**What is being asked**
Copy out every record below exactly as written, but leave out any pictures.

[Stored data entries]
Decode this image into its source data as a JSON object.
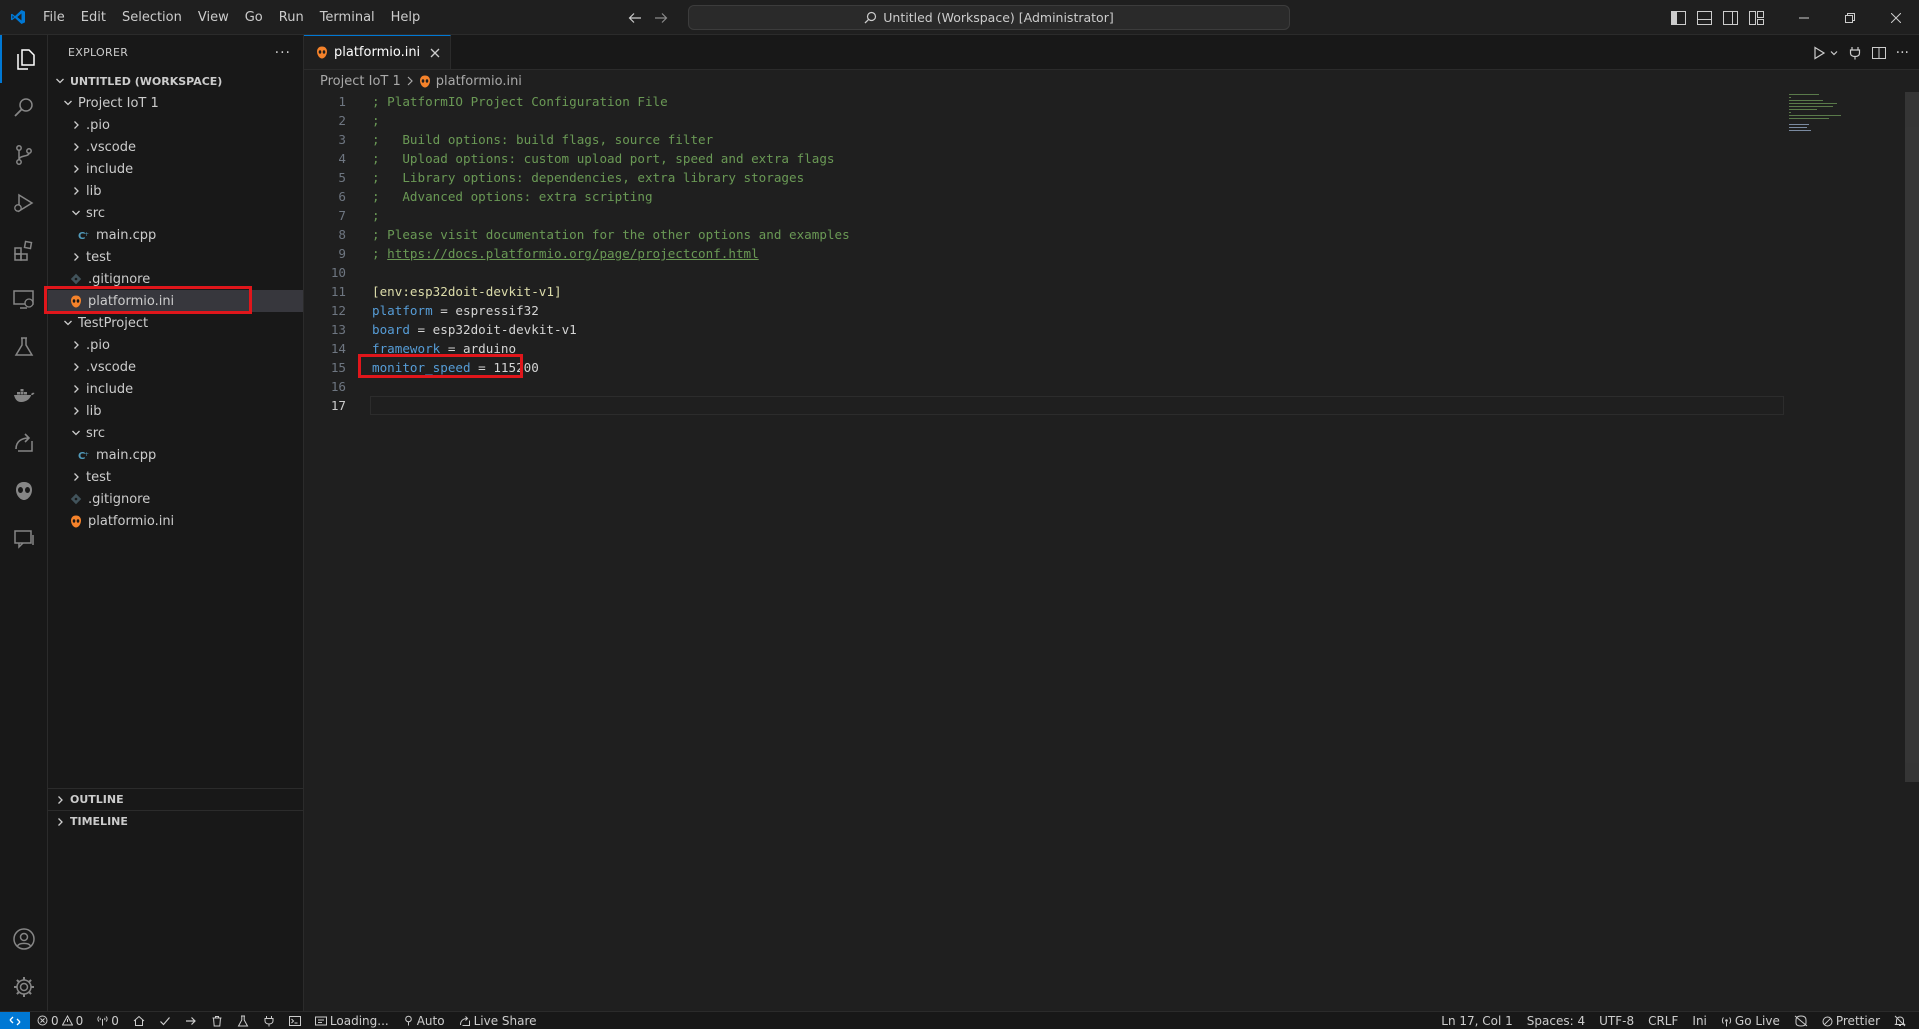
{
  "menu": [
    "File",
    "Edit",
    "Selection",
    "View",
    "Go",
    "Run",
    "Terminal",
    "Help"
  ],
  "command_center": "Untitled (Workspace) [Administrator]",
  "explorer": {
    "title": "EXPLORER",
    "workspace": "UNTITLED (WORKSPACE)",
    "tree": [
      {
        "label": "Project IoT 1",
        "depth": 1,
        "kind": "folder-open",
        "selected": false
      },
      {
        "label": ".pio",
        "depth": 2,
        "kind": "folder",
        "selected": false
      },
      {
        "label": ".vscode",
        "depth": 2,
        "kind": "folder",
        "selected": false
      },
      {
        "label": "include",
        "depth": 2,
        "kind": "folder",
        "selected": false
      },
      {
        "label": "lib",
        "depth": 2,
        "kind": "folder",
        "selected": false
      },
      {
        "label": "src",
        "depth": 2,
        "kind": "folder-open",
        "selected": false
      },
      {
        "label": "main.cpp",
        "depth": 3,
        "kind": "cpp",
        "selected": false
      },
      {
        "label": "test",
        "depth": 2,
        "kind": "folder",
        "selected": false
      },
      {
        "label": ".gitignore",
        "depth": 2,
        "kind": "git",
        "selected": false
      },
      {
        "label": "platformio.ini",
        "depth": 2,
        "kind": "pio",
        "selected": true
      },
      {
        "label": "TestProject",
        "depth": 1,
        "kind": "folder-open",
        "selected": false
      },
      {
        "label": ".pio",
        "depth": 2,
        "kind": "folder",
        "selected": false
      },
      {
        "label": ".vscode",
        "depth": 2,
        "kind": "folder",
        "selected": false
      },
      {
        "label": "include",
        "depth": 2,
        "kind": "folder",
        "selected": false
      },
      {
        "label": "lib",
        "depth": 2,
        "kind": "folder",
        "selected": false
      },
      {
        "label": "src",
        "depth": 2,
        "kind": "folder-open",
        "selected": false
      },
      {
        "label": "main.cpp",
        "depth": 3,
        "kind": "cpp",
        "selected": false
      },
      {
        "label": "test",
        "depth": 2,
        "kind": "folder",
        "selected": false
      },
      {
        "label": ".gitignore",
        "depth": 2,
        "kind": "git",
        "selected": false
      },
      {
        "label": "platformio.ini",
        "depth": 2,
        "kind": "pio",
        "selected": false
      }
    ],
    "outline": "OUTLINE",
    "timeline": "TIMELINE"
  },
  "editor": {
    "tab_label": "platformio.ini",
    "breadcrumb_folder": "Project IoT 1",
    "breadcrumb_file": "platformio.ini",
    "current_line": 17,
    "lines": [
      "; PlatformIO Project Configuration File",
      ";",
      ";   Build options: build flags, source filter",
      ";   Upload options: custom upload port, speed and extra flags",
      ";   Library options: dependencies, extra library storages",
      ";   Advanced options: extra scripting",
      ";",
      "; Please visit documentation for the other options and examples",
      "; https://docs.platformio.org/page/projectconf.html",
      "",
      "[env:esp32doit-devkit-v1]",
      "platform = espressif32",
      "board = esp32doit-devkit-v1",
      "framework = arduino",
      "monitor_speed = 115200",
      "",
      ""
    ]
  },
  "status": {
    "errors": "0",
    "warnings": "0",
    "ports": "0",
    "loading": "Loading...",
    "auto": "Auto",
    "live_share": "Live Share",
    "position": "Ln 17, Col 1",
    "spaces": "Spaces: 4",
    "encoding": "UTF-8",
    "eol": "CRLF",
    "language": "Ini",
    "go_live": "Go Live",
    "prettier": "Prettier"
  },
  "colors": {
    "accent": "#0078d4",
    "highlight_box": "#e0161b",
    "comment": "#6a9955",
    "key": "#569cd6"
  }
}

**Task solution**
Decode this image into its source data as a JSON object.
{
  "menu": [
    "File",
    "Edit",
    "Selection",
    "View",
    "Go",
    "Run",
    "Terminal",
    "Help"
  ],
  "command_center": "Untitled (Workspace) [Administrator]",
  "explorer": {
    "title": "EXPLORER",
    "workspace": "UNTITLED (WORKSPACE)",
    "tree": [
      {
        "label": "Project IoT 1",
        "depth": 1,
        "kind": "folder-open",
        "selected": false
      },
      {
        "label": ".pio",
        "depth": 2,
        "kind": "folder",
        "selected": false
      },
      {
        "label": ".vscode",
        "depth": 2,
        "kind": "folder",
        "selected": false
      },
      {
        "label": "include",
        "depth": 2,
        "kind": "folder",
        "selected": false
      },
      {
        "label": "lib",
        "depth": 2,
        "kind": "folder",
        "selected": false
      },
      {
        "label": "src",
        "depth": 2,
        "kind": "folder-open",
        "selected": false
      },
      {
        "label": "main.cpp",
        "depth": 3,
        "kind": "cpp",
        "selected": false
      },
      {
        "label": "test",
        "depth": 2,
        "kind": "folder",
        "selected": false
      },
      {
        "label": ".gitignore",
        "depth": 2,
        "kind": "git",
        "selected": false
      },
      {
        "label": "platformio.ini",
        "depth": 2,
        "kind": "pio",
        "selected": true
      },
      {
        "label": "TestProject",
        "depth": 1,
        "kind": "folder-open",
        "selected": false
      },
      {
        "label": ".pio",
        "depth": 2,
        "kind": "folder",
        "selected": false
      },
      {
        "label": ".vscode",
        "depth": 2,
        "kind": "folder",
        "selected": false
      },
      {
        "label": "include",
        "depth": 2,
        "kind": "folder",
        "selected": false
      },
      {
        "label": "lib",
        "depth": 2,
        "kind": "folder",
        "selected": false
      },
      {
        "label": "src",
        "depth": 2,
        "kind": "folder-open",
        "selected": false
      },
      {
        "label": "main.cpp",
        "depth": 3,
        "kind": "cpp",
        "selected": false
      },
      {
        "label": "test",
        "depth": 2,
        "kind": "folder",
        "selected": false
      },
      {
        "label": ".gitignore",
        "depth": 2,
        "kind": "git",
        "selected": false
      },
      {
        "label": "platformio.ini",
        "depth": 2,
        "kind": "pio",
        "selected": false
      }
    ],
    "outline": "OUTLINE",
    "timeline": "TIMELINE"
  },
  "editor": {
    "tab_label": "platformio.ini",
    "breadcrumb_folder": "Project IoT 1",
    "breadcrumb_file": "platformio.ini",
    "current_line": 17,
    "lines": [
      "; PlatformIO Project Configuration File",
      ";",
      ";   Build options: build flags, source filter",
      ";   Upload options: custom upload port, speed and extra flags",
      ";   Library options: dependencies, extra library storages",
      ";   Advanced options: extra scripting",
      ";",
      "; Please visit documentation for the other options and examples",
      "; https://docs.platformio.org/page/projectconf.html",
      "",
      "[env:esp32doit-devkit-v1]",
      "platform = espressif32",
      "board = esp32doit-devkit-v1",
      "framework = arduino",
      "monitor_speed = 115200",
      "",
      ""
    ]
  },
  "status": {
    "errors": "0",
    "warnings": "0",
    "ports": "0",
    "loading": "Loading...",
    "auto": "Auto",
    "live_share": "Live Share",
    "position": "Ln 17, Col 1",
    "spaces": "Spaces: 4",
    "encoding": "UTF-8",
    "eol": "CRLF",
    "language": "Ini",
    "go_live": "Go Live",
    "prettier": "Prettier"
  },
  "colors": {
    "accent": "#0078d4",
    "highlight_box": "#e0161b",
    "comment": "#6a9955",
    "key": "#569cd6"
  }
}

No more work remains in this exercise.